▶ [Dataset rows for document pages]

# # #

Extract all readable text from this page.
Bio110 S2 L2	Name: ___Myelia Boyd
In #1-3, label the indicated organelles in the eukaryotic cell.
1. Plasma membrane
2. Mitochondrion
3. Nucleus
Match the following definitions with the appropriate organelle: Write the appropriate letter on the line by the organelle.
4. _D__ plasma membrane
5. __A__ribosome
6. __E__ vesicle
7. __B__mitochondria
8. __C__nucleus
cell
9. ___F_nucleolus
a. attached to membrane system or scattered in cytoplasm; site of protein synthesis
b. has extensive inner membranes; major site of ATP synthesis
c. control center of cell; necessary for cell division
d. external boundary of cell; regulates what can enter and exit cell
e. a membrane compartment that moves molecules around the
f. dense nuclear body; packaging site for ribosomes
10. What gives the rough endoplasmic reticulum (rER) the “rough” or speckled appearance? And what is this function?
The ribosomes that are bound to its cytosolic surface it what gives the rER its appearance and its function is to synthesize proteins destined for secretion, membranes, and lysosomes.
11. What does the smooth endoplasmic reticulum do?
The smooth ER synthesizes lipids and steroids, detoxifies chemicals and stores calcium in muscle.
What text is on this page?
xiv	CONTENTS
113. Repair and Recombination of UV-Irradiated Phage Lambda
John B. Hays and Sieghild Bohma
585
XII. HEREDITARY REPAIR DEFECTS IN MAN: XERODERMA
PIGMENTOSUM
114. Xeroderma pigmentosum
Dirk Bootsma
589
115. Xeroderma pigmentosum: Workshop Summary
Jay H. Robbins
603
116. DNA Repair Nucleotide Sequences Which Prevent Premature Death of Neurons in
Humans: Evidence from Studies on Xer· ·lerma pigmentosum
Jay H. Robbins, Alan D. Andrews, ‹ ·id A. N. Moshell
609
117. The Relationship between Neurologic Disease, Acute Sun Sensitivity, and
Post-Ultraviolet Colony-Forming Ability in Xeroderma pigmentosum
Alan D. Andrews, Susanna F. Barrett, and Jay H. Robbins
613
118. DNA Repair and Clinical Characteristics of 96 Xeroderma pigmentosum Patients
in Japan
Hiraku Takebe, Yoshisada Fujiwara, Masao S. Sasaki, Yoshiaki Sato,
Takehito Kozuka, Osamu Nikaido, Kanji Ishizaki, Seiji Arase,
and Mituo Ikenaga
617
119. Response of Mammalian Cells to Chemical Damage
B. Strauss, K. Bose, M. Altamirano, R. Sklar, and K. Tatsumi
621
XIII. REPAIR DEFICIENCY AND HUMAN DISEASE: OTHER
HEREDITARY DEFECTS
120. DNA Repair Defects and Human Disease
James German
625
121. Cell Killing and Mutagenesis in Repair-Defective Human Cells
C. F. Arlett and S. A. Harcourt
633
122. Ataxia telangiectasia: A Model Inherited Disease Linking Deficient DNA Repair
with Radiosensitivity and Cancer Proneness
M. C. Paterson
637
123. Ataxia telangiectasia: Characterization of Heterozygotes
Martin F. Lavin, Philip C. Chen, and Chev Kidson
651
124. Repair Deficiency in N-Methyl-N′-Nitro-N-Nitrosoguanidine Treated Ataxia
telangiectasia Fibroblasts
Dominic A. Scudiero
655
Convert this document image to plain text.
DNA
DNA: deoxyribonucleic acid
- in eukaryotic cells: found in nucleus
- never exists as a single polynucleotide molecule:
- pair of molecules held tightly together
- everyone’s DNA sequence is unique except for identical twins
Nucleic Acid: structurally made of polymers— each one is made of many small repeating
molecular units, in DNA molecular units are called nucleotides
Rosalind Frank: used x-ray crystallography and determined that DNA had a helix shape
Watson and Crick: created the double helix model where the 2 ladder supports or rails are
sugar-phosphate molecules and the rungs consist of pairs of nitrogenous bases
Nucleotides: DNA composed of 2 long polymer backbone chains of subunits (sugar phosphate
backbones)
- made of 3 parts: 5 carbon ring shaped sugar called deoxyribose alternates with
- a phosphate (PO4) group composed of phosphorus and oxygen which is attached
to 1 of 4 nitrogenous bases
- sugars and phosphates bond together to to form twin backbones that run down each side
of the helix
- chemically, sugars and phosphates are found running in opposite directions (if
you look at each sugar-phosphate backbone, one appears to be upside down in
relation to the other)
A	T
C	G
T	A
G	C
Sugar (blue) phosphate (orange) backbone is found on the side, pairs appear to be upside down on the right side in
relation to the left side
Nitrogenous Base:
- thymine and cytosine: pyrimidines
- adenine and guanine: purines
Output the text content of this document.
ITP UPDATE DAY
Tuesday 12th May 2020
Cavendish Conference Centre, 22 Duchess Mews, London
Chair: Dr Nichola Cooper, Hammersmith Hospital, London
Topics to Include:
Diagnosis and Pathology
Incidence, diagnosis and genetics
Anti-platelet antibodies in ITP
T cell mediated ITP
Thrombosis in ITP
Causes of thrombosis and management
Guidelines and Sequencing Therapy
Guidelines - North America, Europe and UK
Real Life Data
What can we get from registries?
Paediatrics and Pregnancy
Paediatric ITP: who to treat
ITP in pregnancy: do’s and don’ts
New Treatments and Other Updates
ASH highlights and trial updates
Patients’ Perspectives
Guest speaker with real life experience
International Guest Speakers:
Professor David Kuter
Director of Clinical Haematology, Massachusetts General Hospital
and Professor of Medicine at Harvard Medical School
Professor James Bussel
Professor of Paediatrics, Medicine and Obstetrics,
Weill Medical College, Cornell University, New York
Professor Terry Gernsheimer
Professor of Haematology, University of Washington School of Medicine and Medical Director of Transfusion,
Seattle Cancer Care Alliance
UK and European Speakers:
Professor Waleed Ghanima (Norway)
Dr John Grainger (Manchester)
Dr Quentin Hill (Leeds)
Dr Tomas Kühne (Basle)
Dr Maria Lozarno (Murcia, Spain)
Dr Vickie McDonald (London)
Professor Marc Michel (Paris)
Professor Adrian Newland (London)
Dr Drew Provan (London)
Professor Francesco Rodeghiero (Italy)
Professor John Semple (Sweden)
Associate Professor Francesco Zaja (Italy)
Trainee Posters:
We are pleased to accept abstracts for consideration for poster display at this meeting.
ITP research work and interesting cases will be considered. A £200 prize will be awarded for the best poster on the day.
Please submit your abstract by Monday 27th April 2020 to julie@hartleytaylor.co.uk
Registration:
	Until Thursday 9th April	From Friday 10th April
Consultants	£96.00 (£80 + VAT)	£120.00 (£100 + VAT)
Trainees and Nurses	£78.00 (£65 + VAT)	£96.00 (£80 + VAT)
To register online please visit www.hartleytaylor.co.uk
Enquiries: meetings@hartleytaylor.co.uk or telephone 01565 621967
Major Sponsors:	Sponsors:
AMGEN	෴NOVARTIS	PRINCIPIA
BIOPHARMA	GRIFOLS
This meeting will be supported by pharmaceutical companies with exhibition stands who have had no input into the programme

# # #

▶ [Problem statement]
Each record must appear again, word for word.

▶ [Exercise answer]
Extract all readable text from this page.
Bio110 S2 L2	Name: ___Myelia Boyd
In #1-3, label the indicated organelles in the eukaryotic cell.
1. Plasma membrane
2. Mitochondrion
3. Nucleus
Match the following definitions with the appropriate organelle: Write the appropriate letter on the line by the organelle.
4. _D__ plasma membrane
5. __A__ribosome
6. __E__ vesicle
7. __B__mitochondria
8. __C__nucleus
cell
9. ___F_nucleolus
a. attached to membrane system or scattered in cytoplasm; site of protein synthesis
b. has extensive inner membranes; major site of ATP synthesis
c. control center of cell; necessary for cell division
d. external boundary of cell; regulates what can enter and exit cell
e. a membrane compartment that moves molecules around the
f. dense nuclear body; packaging site for ribosomes
10. What gives the rough endoplasmic reticulum (rER) the “rough” or speckled appearance? And what is this function?
The ribosomes that are bound to its cytosolic surface it what gives the rER its appearance and its function is to synthesize proteins destined for secretion, membranes, and lysosomes.
11. What does the smooth endoplasmic reticulum do?
The smooth ER synthesizes lipids and steroids, detoxifies chemicals and stores calcium in muscle.
What text is on this page?
xiv	CONTENTS
113. Repair and Recombination of UV-Irradiated Phage Lambda
John B. Hays and Sieghild Bohma
585
XII. HEREDITARY REPAIR DEFECTS IN MAN: XERODERMA
PIGMENTOSUM
114. Xeroderma pigmentosum
Dirk Bootsma
589
115. Xeroderma pigmentosum: Workshop Summary
Jay H. Robbins
603
116. DNA Repair Nucleotide Sequences Which Prevent Premature Death of Neurons in
Humans: Evidence from Studies on Xer· ·lerma pigmentosum
Jay H. Robbins, Alan D. Andrews, ‹ ·id A. N. Moshell
609
117. The Relationship between Neurologic Disease, Acute Sun Sensitivity, and
Post-Ultraviolet Colony-Forming Ability in Xeroderma pigmentosum
Alan D. Andrews, Susanna F. Barrett, and Jay H. Robbins
613
118. DNA Repair and Clinical Characteristics of 96 Xeroderma pigmentosum Patients
in Japan
Hiraku Takebe, Yoshisada Fujiwara, Masao S. Sasaki, Yoshiaki Sato,
Takehito Kozuka, Osamu Nikaido, Kanji Ishizaki, Seiji Arase,
and Mituo Ikenaga
617
119. Response of Mammalian Cells to Chemical Damage
B. Strauss, K. Bose, M. Altamirano, R. Sklar, and K. Tatsumi
621
XIII. REPAIR DEFICIENCY AND HUMAN DISEASE: OTHER
HEREDITARY DEFECTS
120. DNA Repair Defects and Human Disease
James German
625
121. Cell Killing and Mutagenesis in Repair-Defective Human Cells
C. F. Arlett and S. A. Harcourt
633
122. Ataxia telangiectasia: A Model Inherited Disease Linking Deficient DNA Repair
with Radiosensitivity and Cancer Proneness
M. C. Paterson
637
123. Ataxia telangiectasia: Characterization of Heterozygotes
Martin F. Lavin, Philip C. Chen, and Chev Kidson
651
124. Repair Deficiency in N-Methyl-N′-Nitro-N-Nitrosoguanidine Treated Ataxia
telangiectasia Fibroblasts
Dominic A. Scudiero
655
Convert this document image to plain text.
DNA
DNA: deoxyribonucleic acid
- in eukaryotic cells: found in nucleus
- never exists as a single polynucleotide molecule:
- pair of molecules held tightly together
- everyone’s DNA sequence is unique except for identical twins
Nucleic Acid: structurally made of polymers— each one is made of many small repeating
molecular units, in DNA molecular units are called nucleotides
Rosalind Frank: used x-ray crystallography and determined that DNA had a helix shape
Watson and Crick: created the double helix model where the 2 ladder supports or rails are
sugar-phosphate molecules and the rungs consist of pairs of nitrogenous bases
Nucleotides: DNA composed of 2 long polymer backbone chains of subunits (sugar phosphate
backbones)
- made of 3 parts: 5 carbon ring shaped sugar called deoxyribose alternates with
- a phosphate (PO4) group composed of phosphorus and oxygen which is attached
to 1 of 4 nitrogenous bases
- sugars and phosphates bond together to to form twin backbones that run down each side
of the helix
- chemically, sugars and phosphates are found running in opposite directions (if
you look at each sugar-phosphate backbone, one appears to be upside down in
relation to the other)
A	T
C	G
T	A
G	C
Sugar (blue) phosphate (orange) backbone is found on the side, pairs appear to be upside down on the right side in
relation to the left side
Nitrogenous Base:
- thymine and cytosine: pyrimidines
- adenine and guanine: purines
Output the text content of this document.
ITP UPDATE DAY
Tuesday 12th May 2020
Cavendish Conference Centre, 22 Duchess Mews, London
Chair: Dr Nichola Cooper, Hammersmith Hospital, London
Topics to Include:
Diagnosis and Pathology
Incidence, diagnosis and genetics
Anti-platelet antibodies in ITP
T cell mediated ITP
Thrombosis in ITP
Causes of thrombosis and management
Guidelines and Sequencing Therapy
Guidelines - North America, Europe and UK
Real Life Data
What can we get from registries?
Paediatrics and Pregnancy
Paediatric ITP: who to treat
ITP in pregnancy: do’s and don’ts
New Treatments and Other Updates
ASH highlights and trial updates
Patients’ Perspectives
Guest speaker with real life experience
International Guest Speakers:
Professor David Kuter
Director of Clinical Haematology, Massachusetts General Hospital
and Professor of Medicine at Harvard Medical School
Professor James Bussel
Professor of Paediatrics, Medicine and Obstetrics,
Weill Medical College, Cornell University, New York
Professor Terry Gernsheimer
Professor of Haematology, University of Washington School of Medicine and Medical Director of Transfusion,
Seattle Cancer Care Alliance
UK and European Speakers:
Professor Waleed Ghanima (Norway)
Dr John Grainger (Manchester)
Dr Quentin Hill (Leeds)
Dr Tomas Kühne (Basle)
Dr Maria Lozarno (Murcia, Spain)
Dr Vickie McDonald (London)
Professor Marc Michel (Paris)
Professor Adrian Newland (London)
Dr Drew Provan (London)
Professor Francesco Rodeghiero (Italy)
Professor John Semple (Sweden)
Associate Professor Francesco Zaja (Italy)
Trainee Posters:
We are pleased to accept abstracts for consideration for poster display at this meeting.
ITP research work and interesting cases will be considered. A £200 prize will be awarded for the best poster on the day.
Please submit your abstract by Monday 27th April 2020 to julie@hartleytaylor.co.uk
Registration:
	Until Thursday 9th April	From Friday 10th April
Consultants	£96.00 (£80 + VAT)	£120.00 (£100 + VAT)
Trainees and Nurses	£78.00 (£65 + VAT)	£96.00 (£80 + VAT)
To register online please visit www.hartleytaylor.co.uk
Enquiries: meetings@hartleytaylor.co.uk or telephone 01565 621967
Major Sponsors:	Sponsors:
AMGEN	෴NOVARTIS	PRINCIPIA
BIOPHARMA	GRIFOLS
This meeting will be supported by pharmaceutical companies with exhibition stands who have had no input into the programme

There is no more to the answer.